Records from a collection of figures
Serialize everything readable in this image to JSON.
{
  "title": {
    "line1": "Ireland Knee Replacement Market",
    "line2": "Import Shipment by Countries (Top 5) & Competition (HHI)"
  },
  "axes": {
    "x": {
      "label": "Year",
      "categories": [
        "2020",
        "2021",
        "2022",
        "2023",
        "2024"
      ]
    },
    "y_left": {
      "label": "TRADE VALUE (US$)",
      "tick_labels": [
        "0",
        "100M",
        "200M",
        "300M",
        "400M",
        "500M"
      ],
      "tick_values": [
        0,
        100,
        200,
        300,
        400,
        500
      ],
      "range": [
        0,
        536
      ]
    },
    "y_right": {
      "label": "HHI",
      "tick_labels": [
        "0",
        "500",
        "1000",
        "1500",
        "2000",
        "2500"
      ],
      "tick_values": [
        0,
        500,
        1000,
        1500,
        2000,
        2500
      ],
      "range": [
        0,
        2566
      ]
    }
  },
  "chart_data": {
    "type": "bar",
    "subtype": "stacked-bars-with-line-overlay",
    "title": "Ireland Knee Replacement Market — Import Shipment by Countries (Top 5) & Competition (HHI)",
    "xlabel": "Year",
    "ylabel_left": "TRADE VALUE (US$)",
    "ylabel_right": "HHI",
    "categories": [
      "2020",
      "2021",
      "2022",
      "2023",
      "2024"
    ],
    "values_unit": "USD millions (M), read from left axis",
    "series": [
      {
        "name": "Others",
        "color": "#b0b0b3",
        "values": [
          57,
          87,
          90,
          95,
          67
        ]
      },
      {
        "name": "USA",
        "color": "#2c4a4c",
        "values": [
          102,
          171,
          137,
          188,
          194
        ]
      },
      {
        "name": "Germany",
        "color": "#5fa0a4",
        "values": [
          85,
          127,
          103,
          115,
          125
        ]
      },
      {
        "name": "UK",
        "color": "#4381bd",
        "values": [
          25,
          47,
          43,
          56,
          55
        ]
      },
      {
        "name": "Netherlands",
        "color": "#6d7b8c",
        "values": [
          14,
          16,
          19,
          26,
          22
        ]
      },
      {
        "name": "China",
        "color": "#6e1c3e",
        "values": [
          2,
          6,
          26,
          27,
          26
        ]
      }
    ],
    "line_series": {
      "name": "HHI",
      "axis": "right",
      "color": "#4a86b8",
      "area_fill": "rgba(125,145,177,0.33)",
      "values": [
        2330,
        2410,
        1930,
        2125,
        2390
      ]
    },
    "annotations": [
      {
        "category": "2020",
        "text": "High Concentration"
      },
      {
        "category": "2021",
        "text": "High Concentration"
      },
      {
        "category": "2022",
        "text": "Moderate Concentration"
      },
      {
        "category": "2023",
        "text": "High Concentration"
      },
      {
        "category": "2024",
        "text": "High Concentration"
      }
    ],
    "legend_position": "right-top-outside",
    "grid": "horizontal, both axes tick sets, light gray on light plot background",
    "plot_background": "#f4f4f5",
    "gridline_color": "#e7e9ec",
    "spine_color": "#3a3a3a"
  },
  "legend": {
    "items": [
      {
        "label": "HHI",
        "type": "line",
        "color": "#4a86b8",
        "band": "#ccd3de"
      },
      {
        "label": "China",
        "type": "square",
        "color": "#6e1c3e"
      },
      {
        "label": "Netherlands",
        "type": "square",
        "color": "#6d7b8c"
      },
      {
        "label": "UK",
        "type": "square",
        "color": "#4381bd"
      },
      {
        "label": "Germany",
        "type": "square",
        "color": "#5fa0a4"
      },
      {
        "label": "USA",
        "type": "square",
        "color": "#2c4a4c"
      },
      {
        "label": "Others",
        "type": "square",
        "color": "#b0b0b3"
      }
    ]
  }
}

## STATED EXERCISE
From the listing above, extract all records word for word.

## WRITTEN ANSWER
Serialize everything readable in this image to JSON.
{
  "title": {
    "line1": "Ireland Knee Replacement Market",
    "line2": "Import Shipment by Countries (Top 5) & Competition (HHI)"
  },
  "axes": {
    "x": {
      "label": "Year",
      "categories": [
        "2020",
        "2021",
        "2022",
        "2023",
        "2024"
      ]
    },
    "y_left": {
      "label": "TRADE VALUE (US$)",
      "tick_labels": [
        "0",
        "100M",
        "200M",
        "300M",
        "400M",
        "500M"
      ],
      "tick_values": [
        0,
        100,
        200,
        300,
        400,
        500
      ],
      "range": [
        0,
        536
      ]
    },
    "y_right": {
      "label": "HHI",
      "tick_labels": [
        "0",
        "500",
        "1000",
        "1500",
        "2000",
        "2500"
      ],
      "tick_values": [
        0,
        500,
        1000,
        1500,
        2000,
        2500
      ],
      "range": [
        0,
        2566
      ]
    }
  },
  "chart_data": {
    "type": "bar",
    "subtype": "stacked-bars-with-line-overlay",
    "title": "Ireland Knee Replacement Market — Import Shipment by Countries (Top 5) & Competition (HHI)",
    "xlabel": "Year",
    "ylabel_left": "TRADE VALUE (US$)",
    "ylabel_right": "HHI",
    "categories": [
      "2020",
      "2021",
      "2022",
      "2023",
      "2024"
    ],
    "values_unit": "USD millions (M), read from left axis",
    "series": [
      {
        "name": "Others",
        "color": "#b0b0b3",
        "values": [
          57,
          87,
          90,
          95,
          67
        ]
      },
      {
        "name": "USA",
        "color": "#2c4a4c",
        "values": [
          102,
          171,
          137,
          188,
          194
        ]
      },
      {
        "name": "Germany",
        "color": "#5fa0a4",
        "values": [
          85,
          127,
          103,
          115,
          125
        ]
      },
      {
        "name": "UK",
        "color": "#4381bd",
        "values": [
          25,
          47,
          43,
          56,
          55
        ]
      },
      {
        "name": "Netherlands",
        "color": "#6d7b8c",
        "values": [
          14,
          16,
          19,
          26,
          22
        ]
      },
      {
        "name": "China",
        "color": "#6e1c3e",
        "values": [
          2,
          6,
          26,
          27,
          26
        ]
      }
    ],
    "line_series": {
      "name": "HHI",
      "axis": "right",
      "color": "#4a86b8",
      "area_fill": "rgba(125,145,177,0.33)",
      "values": [
        2330,
        2410,
        1930,
        2125,
        2390
      ]
    },
    "annotations": [
      {
        "category": "2020",
        "text": "High Concentration"
      },
      {
        "category": "2021",
        "text": "High Concentration"
      },
      {
        "category": "2022",
        "text": "Moderate Concentration"
      },
      {
        "category": "2023",
        "text": "High Concentration"
      },
      {
        "category": "2024",
        "text": "High Concentration"
      }
    ],
    "legend_position": "right-top-outside",
    "grid": "horizontal, both axes tick sets, light gray on light plot background",
    "plot_background": "#f4f4f5",
    "gridline_color": "#e7e9ec",
    "spine_color": "#3a3a3a"
  },
  "legend": {
    "items": [
      {
        "label": "HHI",
        "type": "line",
        "color": "#4a86b8",
        "band": "#ccd3de"
      },
      {
        "label": "China",
        "type": "square",
        "color": "#6e1c3e"
      },
      {
        "label": "Netherlands",
        "type": "square",
        "color": "#6d7b8c"
      },
      {
        "label": "UK",
        "type": "square",
        "color": "#4381bd"
      },
      {
        "label": "Germany",
        "type": "square",
        "color": "#5fa0a4"
      },
      {
        "label": "USA",
        "type": "square",
        "color": "#2c4a4c"
      },
      {
        "label": "Others",
        "type": "square",
        "color": "#b0b0b3"
      }
    ]
  }
}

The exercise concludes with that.